SHORT TASK.
Restate the whole of the material. Keep every word, and drop the pictures.

Extracted records.
Start
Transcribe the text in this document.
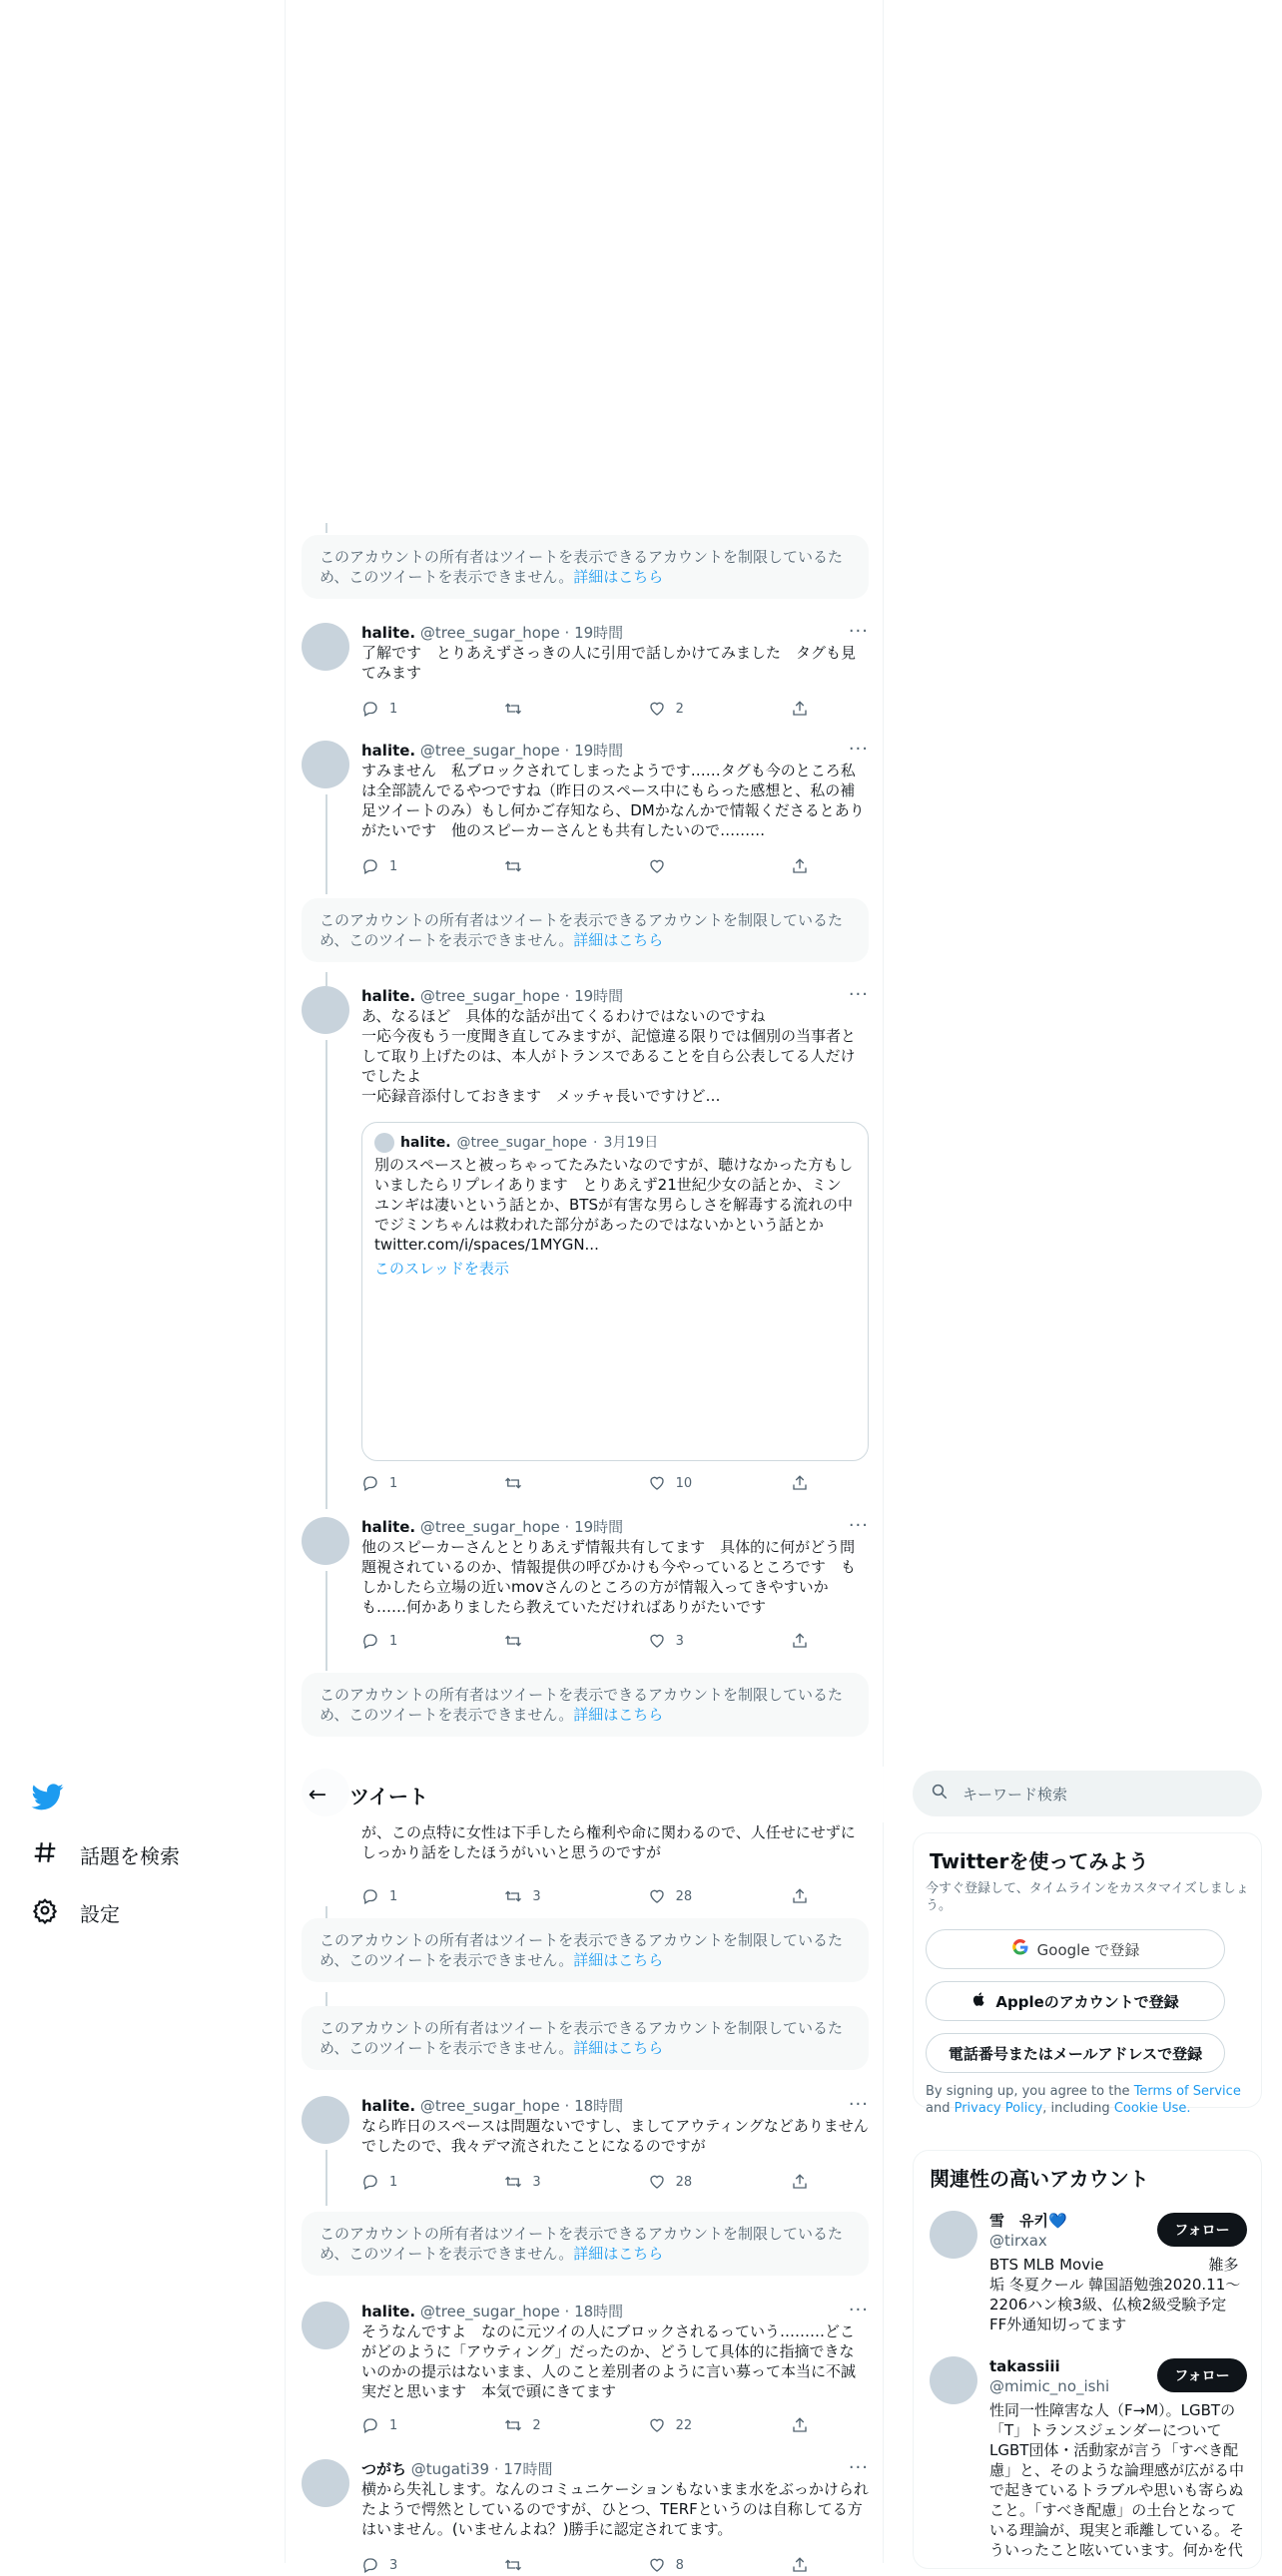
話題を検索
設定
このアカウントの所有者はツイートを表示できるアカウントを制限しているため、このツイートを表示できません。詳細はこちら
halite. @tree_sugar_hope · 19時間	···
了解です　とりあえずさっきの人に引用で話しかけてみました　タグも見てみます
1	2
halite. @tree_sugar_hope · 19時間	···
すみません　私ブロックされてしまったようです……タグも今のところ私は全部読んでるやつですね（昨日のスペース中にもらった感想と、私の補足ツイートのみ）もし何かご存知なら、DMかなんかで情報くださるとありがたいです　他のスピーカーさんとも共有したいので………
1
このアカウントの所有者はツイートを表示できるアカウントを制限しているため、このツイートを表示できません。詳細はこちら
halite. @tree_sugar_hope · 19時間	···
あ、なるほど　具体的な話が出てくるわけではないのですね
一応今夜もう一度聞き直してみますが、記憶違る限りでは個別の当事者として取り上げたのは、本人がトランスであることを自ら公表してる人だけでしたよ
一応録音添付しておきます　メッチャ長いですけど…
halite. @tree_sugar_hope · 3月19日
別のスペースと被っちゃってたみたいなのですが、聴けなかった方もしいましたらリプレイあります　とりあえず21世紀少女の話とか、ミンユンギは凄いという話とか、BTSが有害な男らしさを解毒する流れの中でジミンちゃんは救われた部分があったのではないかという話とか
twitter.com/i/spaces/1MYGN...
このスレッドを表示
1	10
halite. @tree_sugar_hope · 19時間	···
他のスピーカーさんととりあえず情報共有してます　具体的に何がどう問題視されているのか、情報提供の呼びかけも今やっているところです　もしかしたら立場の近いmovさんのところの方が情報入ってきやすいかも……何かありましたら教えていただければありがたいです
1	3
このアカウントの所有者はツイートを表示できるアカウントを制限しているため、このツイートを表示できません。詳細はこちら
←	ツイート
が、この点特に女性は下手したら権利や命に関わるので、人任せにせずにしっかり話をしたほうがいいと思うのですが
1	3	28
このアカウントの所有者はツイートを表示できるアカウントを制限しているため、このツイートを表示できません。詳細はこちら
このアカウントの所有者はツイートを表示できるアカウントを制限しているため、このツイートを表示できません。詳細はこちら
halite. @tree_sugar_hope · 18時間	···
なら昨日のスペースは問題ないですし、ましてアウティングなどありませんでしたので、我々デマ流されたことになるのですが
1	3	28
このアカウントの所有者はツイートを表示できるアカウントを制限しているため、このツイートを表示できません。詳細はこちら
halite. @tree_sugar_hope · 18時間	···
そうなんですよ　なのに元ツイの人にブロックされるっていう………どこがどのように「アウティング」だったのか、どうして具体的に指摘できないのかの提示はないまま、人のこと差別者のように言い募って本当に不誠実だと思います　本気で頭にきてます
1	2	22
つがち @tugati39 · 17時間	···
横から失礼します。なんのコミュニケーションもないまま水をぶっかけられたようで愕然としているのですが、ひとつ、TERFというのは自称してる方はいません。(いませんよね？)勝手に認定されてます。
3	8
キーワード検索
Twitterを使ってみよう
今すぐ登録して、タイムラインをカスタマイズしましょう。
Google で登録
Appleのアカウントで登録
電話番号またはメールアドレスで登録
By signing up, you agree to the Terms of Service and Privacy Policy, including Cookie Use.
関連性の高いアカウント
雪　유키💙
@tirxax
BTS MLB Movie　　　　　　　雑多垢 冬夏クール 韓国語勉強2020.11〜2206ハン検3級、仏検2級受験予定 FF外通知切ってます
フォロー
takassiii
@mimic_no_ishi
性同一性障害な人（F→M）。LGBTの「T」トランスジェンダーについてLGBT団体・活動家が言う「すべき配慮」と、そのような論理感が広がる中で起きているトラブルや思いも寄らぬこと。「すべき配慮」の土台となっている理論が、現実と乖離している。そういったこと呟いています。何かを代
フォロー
End
SOLUTION FOR THIS EXERCISE.
Transcribe the text in this document.
話題を検索
設定
このアカウントの所有者はツイートを表示できるアカウントを制限しているため、このツイートを表示できません。詳細はこちら
halite. @tree_sugar_hope · 19時間	···
了解です　とりあえずさっきの人に引用で話しかけてみました　タグも見てみます
1	2
halite. @tree_sugar_hope · 19時間	···
すみません　私ブロックされてしまったようです……タグも今のところ私は全部読んでるやつですね（昨日のスペース中にもらった感想と、私の補足ツイートのみ）もし何かご存知なら、DMかなんかで情報くださるとありがたいです　他のスピーカーさんとも共有したいので………
1
このアカウントの所有者はツイートを表示できるアカウントを制限しているため、このツイートを表示できません。詳細はこちら
halite. @tree_sugar_hope · 19時間	···
あ、なるほど　具体的な話が出てくるわけではないのですね
一応今夜もう一度聞き直してみますが、記憶違る限りでは個別の当事者として取り上げたのは、本人がトランスであることを自ら公表してる人だけでしたよ
一応録音添付しておきます　メッチャ長いですけど…
halite. @tree_sugar_hope · 3月19日
別のスペースと被っちゃってたみたいなのですが、聴けなかった方もしいましたらリプレイあります　とりあえず21世紀少女の話とか、ミンユンギは凄いという話とか、BTSが有害な男らしさを解毒する流れの中でジミンちゃんは救われた部分があったのではないかという話とか
twitter.com/i/spaces/1MYGN...
このスレッドを表示
1	10
halite. @tree_sugar_hope · 19時間	···
他のスピーカーさんととりあえず情報共有してます　具体的に何がどう問題視されているのか、情報提供の呼びかけも今やっているところです　もしかしたら立場の近いmovさんのところの方が情報入ってきやすいかも……何かありましたら教えていただければありがたいです
1	3
このアカウントの所有者はツイートを表示できるアカウントを制限しているため、このツイートを表示できません。詳細はこちら
←	ツイート
が、この点特に女性は下手したら権利や命に関わるので、人任せにせずにしっかり話をしたほうがいいと思うのですが
1	3	28
このアカウントの所有者はツイートを表示できるアカウントを制限しているため、このツイートを表示できません。詳細はこちら
このアカウントの所有者はツイートを表示できるアカウントを制限しているため、このツイートを表示できません。詳細はこちら
halite. @tree_sugar_hope · 18時間	···
なら昨日のスペースは問題ないですし、ましてアウティングなどありませんでしたので、我々デマ流されたことになるのですが
1	3	28
このアカウントの所有者はツイートを表示できるアカウントを制限しているため、このツイートを表示できません。詳細はこちら
halite. @tree_sugar_hope · 18時間	···
そうなんですよ　なのに元ツイの人にブロックされるっていう………どこがどのように「アウティング」だったのか、どうして具体的に指摘できないのかの提示はないまま、人のこと差別者のように言い募って本当に不誠実だと思います　本気で頭にきてます
1	2	22
つがち @tugati39 · 17時間	···
横から失礼します。なんのコミュニケーションもないまま水をぶっかけられたようで愕然としているのですが、ひとつ、TERFというのは自称してる方はいません。(いませんよね？)勝手に認定されてます。
3	8
キーワード検索
Twitterを使ってみよう
今すぐ登録して、タイムラインをカスタマイズしましょう。
Google で登録
Appleのアカウントで登録
電話番号またはメールアドレスで登録
By signing up, you agree to the Terms of Service and Privacy Policy, including Cookie Use.
関連性の高いアカウント
雪　유키💙
@tirxax
BTS MLB Movie　　　　　　　雑多垢 冬夏クール 韓国語勉強2020.11〜2206ハン検3級、仏検2級受験予定 FF外通知切ってます
フォロー
takassiii
@mimic_no_ishi
性同一性障害な人（F→M）。LGBTの「T」トランスジェンダーについてLGBT団体・活動家が言う「すべき配慮」と、そのような論理感が広がる中で起きているトラブルや思いも寄らぬこと。「すべき配慮」の土台となっている理論が、現実と乖離している。そういったこと呟いています。何かを代
フォロー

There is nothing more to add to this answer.